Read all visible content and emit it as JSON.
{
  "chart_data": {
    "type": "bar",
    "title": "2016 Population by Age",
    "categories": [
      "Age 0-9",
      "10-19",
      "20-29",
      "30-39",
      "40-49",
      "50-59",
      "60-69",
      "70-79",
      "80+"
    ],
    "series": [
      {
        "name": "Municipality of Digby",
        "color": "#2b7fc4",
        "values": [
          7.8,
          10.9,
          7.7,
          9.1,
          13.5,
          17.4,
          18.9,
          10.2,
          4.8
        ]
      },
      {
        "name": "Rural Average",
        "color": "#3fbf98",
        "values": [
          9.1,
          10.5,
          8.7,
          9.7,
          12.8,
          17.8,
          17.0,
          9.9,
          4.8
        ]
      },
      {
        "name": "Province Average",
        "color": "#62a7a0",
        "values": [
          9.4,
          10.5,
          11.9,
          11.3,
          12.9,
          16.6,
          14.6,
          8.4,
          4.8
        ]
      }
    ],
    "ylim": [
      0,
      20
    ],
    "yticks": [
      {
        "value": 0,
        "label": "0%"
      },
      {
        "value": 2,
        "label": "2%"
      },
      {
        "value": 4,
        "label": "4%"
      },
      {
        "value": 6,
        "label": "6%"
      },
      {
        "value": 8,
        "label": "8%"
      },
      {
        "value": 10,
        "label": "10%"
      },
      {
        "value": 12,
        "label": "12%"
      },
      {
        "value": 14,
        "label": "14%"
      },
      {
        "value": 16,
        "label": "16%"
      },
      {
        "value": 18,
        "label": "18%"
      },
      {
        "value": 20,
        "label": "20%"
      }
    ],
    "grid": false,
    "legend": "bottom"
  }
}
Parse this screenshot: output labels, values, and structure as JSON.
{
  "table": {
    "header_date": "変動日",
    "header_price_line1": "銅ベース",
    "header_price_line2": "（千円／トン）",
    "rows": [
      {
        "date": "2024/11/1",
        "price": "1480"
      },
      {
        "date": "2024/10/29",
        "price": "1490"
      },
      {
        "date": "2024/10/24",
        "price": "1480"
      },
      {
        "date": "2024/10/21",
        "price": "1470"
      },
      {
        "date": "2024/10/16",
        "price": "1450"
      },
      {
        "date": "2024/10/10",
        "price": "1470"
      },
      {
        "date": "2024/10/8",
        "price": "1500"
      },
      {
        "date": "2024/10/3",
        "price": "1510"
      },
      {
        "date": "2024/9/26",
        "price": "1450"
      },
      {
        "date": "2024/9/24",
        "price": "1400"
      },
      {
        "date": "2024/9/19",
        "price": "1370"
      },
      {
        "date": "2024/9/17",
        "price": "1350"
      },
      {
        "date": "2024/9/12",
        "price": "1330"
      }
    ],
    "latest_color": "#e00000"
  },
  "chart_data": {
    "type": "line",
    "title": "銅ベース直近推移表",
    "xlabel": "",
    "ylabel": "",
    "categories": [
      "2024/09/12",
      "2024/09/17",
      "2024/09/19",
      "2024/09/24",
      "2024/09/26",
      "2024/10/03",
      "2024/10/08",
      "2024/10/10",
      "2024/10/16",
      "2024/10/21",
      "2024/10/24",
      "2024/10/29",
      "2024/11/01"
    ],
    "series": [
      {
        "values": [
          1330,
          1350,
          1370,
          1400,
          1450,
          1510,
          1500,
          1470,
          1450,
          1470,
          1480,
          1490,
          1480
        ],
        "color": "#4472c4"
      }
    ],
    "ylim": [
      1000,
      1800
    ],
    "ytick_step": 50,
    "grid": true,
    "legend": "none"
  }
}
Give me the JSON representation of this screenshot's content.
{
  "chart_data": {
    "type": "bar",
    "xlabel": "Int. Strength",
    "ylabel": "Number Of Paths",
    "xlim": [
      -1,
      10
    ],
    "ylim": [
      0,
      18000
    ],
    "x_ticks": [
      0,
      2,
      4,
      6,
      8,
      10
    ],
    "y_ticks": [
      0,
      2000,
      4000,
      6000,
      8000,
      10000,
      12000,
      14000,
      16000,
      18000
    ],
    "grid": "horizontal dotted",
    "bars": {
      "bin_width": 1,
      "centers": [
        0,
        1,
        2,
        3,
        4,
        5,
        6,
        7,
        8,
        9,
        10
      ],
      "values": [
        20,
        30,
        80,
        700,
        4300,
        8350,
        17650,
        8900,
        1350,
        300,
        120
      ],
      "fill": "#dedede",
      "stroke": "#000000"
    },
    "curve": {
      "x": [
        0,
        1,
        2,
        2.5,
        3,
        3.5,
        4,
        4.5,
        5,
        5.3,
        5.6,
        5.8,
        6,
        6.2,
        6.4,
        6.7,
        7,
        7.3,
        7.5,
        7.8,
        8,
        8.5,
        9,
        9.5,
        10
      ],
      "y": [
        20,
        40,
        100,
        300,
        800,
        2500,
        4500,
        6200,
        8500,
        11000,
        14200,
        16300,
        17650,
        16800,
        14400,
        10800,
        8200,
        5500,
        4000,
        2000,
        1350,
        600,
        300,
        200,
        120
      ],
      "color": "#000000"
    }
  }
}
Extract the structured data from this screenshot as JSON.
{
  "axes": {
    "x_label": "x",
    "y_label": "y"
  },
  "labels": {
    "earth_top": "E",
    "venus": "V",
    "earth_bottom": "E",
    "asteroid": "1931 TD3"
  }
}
——
Description of the task.
Take every line from the data that contains the word "name".

Final answer.
        "name": "Municipality of Digby",
        "name": "Rural Average",
        "name": "Province Average",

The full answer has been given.